## Request
Convert the lines below into a JSON list of strings, one string per line, leaving out any blank lines.

Records from a data source:

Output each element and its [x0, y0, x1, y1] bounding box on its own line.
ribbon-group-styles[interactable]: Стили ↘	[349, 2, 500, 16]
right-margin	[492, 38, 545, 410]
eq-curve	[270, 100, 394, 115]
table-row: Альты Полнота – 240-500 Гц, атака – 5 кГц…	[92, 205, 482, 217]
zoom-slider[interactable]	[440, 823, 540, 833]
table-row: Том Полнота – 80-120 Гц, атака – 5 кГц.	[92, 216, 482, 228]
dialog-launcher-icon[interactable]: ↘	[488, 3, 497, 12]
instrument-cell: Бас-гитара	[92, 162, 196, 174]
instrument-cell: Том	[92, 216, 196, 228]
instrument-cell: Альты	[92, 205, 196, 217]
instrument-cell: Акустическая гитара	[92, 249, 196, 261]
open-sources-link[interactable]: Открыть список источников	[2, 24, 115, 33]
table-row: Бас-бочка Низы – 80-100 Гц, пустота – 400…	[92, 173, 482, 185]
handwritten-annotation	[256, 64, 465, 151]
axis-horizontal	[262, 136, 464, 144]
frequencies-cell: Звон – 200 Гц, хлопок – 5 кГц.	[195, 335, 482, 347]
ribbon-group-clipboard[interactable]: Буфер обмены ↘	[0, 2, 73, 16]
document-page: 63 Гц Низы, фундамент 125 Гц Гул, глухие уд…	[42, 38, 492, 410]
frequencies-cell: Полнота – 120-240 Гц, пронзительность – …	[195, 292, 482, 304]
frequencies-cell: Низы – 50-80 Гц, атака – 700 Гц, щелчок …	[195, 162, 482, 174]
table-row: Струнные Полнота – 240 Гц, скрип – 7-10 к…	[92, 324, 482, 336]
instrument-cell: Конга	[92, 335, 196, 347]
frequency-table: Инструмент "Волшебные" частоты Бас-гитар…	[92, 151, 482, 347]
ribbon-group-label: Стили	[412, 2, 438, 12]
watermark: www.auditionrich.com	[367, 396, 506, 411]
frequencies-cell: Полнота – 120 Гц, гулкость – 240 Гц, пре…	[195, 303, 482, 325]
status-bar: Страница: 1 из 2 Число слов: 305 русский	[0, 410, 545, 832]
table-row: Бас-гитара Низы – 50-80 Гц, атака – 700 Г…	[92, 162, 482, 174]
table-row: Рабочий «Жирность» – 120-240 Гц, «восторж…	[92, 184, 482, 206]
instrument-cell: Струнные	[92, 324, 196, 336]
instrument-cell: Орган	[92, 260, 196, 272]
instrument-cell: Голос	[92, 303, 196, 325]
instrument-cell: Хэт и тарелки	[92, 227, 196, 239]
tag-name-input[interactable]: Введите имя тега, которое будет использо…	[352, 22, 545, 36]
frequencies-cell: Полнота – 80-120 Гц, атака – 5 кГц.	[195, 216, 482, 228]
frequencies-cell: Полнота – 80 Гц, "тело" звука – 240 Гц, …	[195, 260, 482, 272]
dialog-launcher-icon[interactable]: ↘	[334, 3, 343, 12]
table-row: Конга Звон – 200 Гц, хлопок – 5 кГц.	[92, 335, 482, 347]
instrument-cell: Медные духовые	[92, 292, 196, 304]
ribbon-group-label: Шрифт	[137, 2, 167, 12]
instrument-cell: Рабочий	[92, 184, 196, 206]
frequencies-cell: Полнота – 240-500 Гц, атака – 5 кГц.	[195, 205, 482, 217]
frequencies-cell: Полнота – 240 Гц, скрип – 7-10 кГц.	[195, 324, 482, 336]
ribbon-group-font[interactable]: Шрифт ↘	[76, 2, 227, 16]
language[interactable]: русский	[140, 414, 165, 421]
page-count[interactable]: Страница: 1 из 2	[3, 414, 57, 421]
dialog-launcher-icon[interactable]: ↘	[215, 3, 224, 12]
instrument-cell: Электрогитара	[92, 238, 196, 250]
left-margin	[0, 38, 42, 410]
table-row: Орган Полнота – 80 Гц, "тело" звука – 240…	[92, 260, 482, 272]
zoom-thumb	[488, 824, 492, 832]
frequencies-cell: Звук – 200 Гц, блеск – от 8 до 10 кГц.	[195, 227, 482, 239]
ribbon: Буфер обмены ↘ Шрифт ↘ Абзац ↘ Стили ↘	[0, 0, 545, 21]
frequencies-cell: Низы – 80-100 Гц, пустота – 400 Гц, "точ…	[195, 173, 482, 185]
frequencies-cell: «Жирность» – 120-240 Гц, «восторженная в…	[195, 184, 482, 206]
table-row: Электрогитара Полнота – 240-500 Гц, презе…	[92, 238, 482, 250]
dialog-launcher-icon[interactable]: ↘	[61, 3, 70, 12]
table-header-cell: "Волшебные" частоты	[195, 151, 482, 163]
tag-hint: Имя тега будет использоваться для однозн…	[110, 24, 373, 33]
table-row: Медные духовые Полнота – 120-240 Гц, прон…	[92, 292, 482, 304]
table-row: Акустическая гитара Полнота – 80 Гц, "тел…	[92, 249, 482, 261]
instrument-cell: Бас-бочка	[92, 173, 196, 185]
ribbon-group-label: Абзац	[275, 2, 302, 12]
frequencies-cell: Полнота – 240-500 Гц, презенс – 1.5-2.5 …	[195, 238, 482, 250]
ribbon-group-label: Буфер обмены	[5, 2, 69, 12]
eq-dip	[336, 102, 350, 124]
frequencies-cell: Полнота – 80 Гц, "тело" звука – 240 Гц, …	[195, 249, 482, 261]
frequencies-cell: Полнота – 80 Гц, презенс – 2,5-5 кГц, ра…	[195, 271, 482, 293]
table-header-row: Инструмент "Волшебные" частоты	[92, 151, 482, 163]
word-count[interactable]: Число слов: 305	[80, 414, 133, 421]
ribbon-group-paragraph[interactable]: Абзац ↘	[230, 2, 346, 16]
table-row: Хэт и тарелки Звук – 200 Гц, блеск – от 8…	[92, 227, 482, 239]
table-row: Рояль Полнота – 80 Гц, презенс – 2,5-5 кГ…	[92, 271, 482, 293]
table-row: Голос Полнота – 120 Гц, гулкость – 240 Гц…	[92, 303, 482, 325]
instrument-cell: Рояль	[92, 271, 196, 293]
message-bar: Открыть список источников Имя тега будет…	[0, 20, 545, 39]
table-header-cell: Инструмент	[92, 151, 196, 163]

## Full response
[
  "Output each element and its [x0, y0, x1, y1] bounding box on its own line.",
  "ribbon-group-styles[interactable]: Стили ↘\t[349, 2, 500, 16]",
  "right-margin\t[492, 38, 545, 410]",
  "eq-curve\t[270, 100, 394, 115]",
  "table-row: Альты Полнота – 240-500 Гц, атака – 5 кГц…\t[92, 205, 482, 217]",
  "zoom-slider[interactable]\t[440, 823, 540, 833]",
  "table-row: Том Полнота – 80-120 Гц, атака – 5 кГц.\t[92, 216, 482, 228]",
  "dialog-launcher-icon[interactable]: ↘\t[488, 3, 497, 12]",
  "instrument-cell: Бас-гитара\t[92, 162, 196, 174]",
  "instrument-cell: Том\t[92, 216, 196, 228]",
  "instrument-cell: Альты\t[92, 205, 196, 217]",
  "instrument-cell: Акустическая гитара\t[92, 249, 196, 261]",
  "open-sources-link[interactable]: Открыть список источников\t[2, 24, 115, 33]",
  "table-row: Бас-бочка Низы – 80-100 Гц, пустота – 400…\t[92, 173, 482, 185]",
  "handwritten-annotation\t[256, 64, 465, 151]",
  "axis-horizontal\t[262, 136, 464, 144]",
  "frequencies-cell: Звон – 200 Гц, хлопок – 5 кГц.\t[195, 335, 482, 347]",
  "ribbon-group-clipboard[interactable]: Буфер обмены ↘\t[0, 2, 73, 16]",
  "document-page: 63 Гц Низы, фундамент 125 Гц Гул, глухие уд…\t[42, 38, 492, 410]",
  "frequencies-cell: Полнота – 120-240 Гц, пронзительность – …\t[195, 292, 482, 304]",
  "frequencies-cell: Низы – 50-80 Гц, атака – 700 Гц, щелчок …\t[195, 162, 482, 174]",
  "table-row: Струнные Полнота – 240 Гц, скрип – 7-10 к…\t[92, 324, 482, 336]",
  "instrument-cell: Конга\t[92, 335, 196, 347]",
  "frequency-table: Инструмент \"Волшебные\" частоты Бас-гитар…\t[92, 151, 482, 347]",
  "ribbon-group-label: Стили\t[412, 2, 438, 12]",
  "watermark: www.auditionrich.com\t[367, 396, 506, 411]",
  "frequencies-cell: Полнота – 120 Гц, гулкость – 240 Гц, пре…\t[195, 303, 482, 325]",
  "status-bar: Страница: 1 из 2 Число слов: 305 русский\t[0, 410, 545, 832]",
  "table-row: Бас-гитара Низы – 50-80 Гц, атака – 700 Г…\t[92, 162, 482, 174]",
  "table-row: Рабочий «Жирность» – 120-240 Гц, «восторж…\t[92, 184, 482, 206]",
  "instrument-cell: Струнные\t[92, 324, 196, 336]",
  "instrument-cell: Орган\t[92, 260, 196, 272]",
  "instrument-cell: Голос\t[92, 303, 196, 325]",
  "instrument-cell: Хэт и тарелки\t[92, 227, 196, 239]",
  "tag-name-input[interactable]: Введите имя тега, которое будет использо…\t[352, 22, 545, 36]",
  "frequencies-cell: Полнота – 80-120 Гц, атака – 5 кГц.\t[195, 216, 482, 228]",
  "frequencies-cell: Полнота – 80 Гц, \"тело\" звука – 240 Гц, …\t[195, 260, 482, 272]",
  "dialog-launcher-icon[interactable]: ↘\t[334, 3, 343, 12]",
  "table-row: Конга Звон – 200 Гц, хлопок – 5 кГц.\t[92, 335, 482, 347]",
  "instrument-cell: Медные духовые\t[92, 292, 196, 304]",
  "ribbon-group-label: Шрифт\t[137, 2, 167, 12]",
  "instrument-cell: Рабочий\t[92, 184, 196, 206]",
  "frequencies-cell: Полнота – 240-500 Гц, атака – 5 кГц.\t[195, 205, 482, 217]",
  "frequencies-cell: Полнота – 240 Гц, скрип – 7-10 кГц.\t[195, 324, 482, 336]",
  "ribbon-group-font[interactable]: Шрифт ↘\t[76, 2, 227, 16]",
  "language[interactable]: русский\t[140, 414, 165, 421]",
  "page-count[interactable]: Страница: 1 из 2\t[3, 414, 57, 421]",
  "dialog-launcher-icon[interactable]: ↘\t[215, 3, 224, 12]",
  "instrument-cell: Электрогитара\t[92, 238, 196, 250]",
  "left-margin\t[0, 38, 42, 410]",
  "table-row: Орган Полнота – 80 Гц, \"тело\" звука – 240…\t[92, 260, 482, 272]",
  "zoom-thumb\t[488, 824, 492, 832]",
  "frequencies-cell: Звук – 200 Гц, блеск – от 8 до 10 кГц.\t[195, 227, 482, 239]",
  "ribbon: Буфер обмены ↘ Шрифт ↘ Абзац ↘ Стили ↘\t[0, 0, 545, 21]",
  "frequencies-cell: Низы – 80-100 Гц, пустота – 400 Гц, \"точ…\t[195, 173, 482, 185]",
  "frequencies-cell: «Жирность» – 120-240 Гц, «восторженная в…\t[195, 184, 482, 206]",
  "table-row: Электрогитара Полнота – 240-500 Гц, презе…\t[92, 238, 482, 250]",
  "dialog-launcher-icon[interactable]: ↘\t[61, 3, 70, 12]",
  "table-header-cell: \"Волшебные\" частоты\t[195, 151, 482, 163]",
  "tag-hint: Имя тега будет использоваться для однозн…\t[110, 24, 373, 33]",
  "table-row: Медные духовые Полнота – 120-240 Гц, прон…\t[92, 292, 482, 304]",
  "table-row: Акустическая гитара Полнота – 80 Гц, \"тел…\t[92, 249, 482, 261]",
  "instrument-cell: Бас-бочка\t[92, 173, 196, 185]",
  "ribbon-group-label: Абзац\t[275, 2, 302, 12]",
  "frequencies-cell: Полнота – 240-500 Гц, презенс – 1.5-2.5 …\t[195, 238, 482, 250]",
  "ribbon-group-label: Буфер обмены\t[5, 2, 69, 12]",
  "eq-dip\t[336, 102, 350, 124]",
  "frequencies-cell: Полнота – 80 Гц, \"тело\" звука – 240 Гц, …\t[195, 249, 482, 261]",
  "frequencies-cell: Полнота – 80 Гц, презенс – 2,5-5 кГц, ра…\t[195, 271, 482, 293]",
  "table-header-row: Инструмент \"Волшебные\" частоты\t[92, 151, 482, 163]",
  "word-count[interactable]: Число слов: 305\t[80, 414, 133, 421]",
  "ribbon-group-paragraph[interactable]: Абзац ↘\t[230, 2, 346, 16]",
  "table-row: Хэт и тарелки Звук – 200 Гц, блеск – от 8…\t[92, 227, 482, 239]",
  "table-row: Рояль Полнота – 80 Гц, презенс – 2,5-5 кГ…\t[92, 271, 482, 293]",
  "table-row: Голос Полнота – 120 Гц, гулкость – 240 Гц…\t[92, 303, 482, 325]",
  "instrument-cell: Рояль\t[92, 271, 196, 293]",
  "message-bar: Открыть список источников Имя тега будет…\t[0, 20, 545, 39]",
  "table-header-cell: Инструмент\t[92, 151, 196, 163]"
]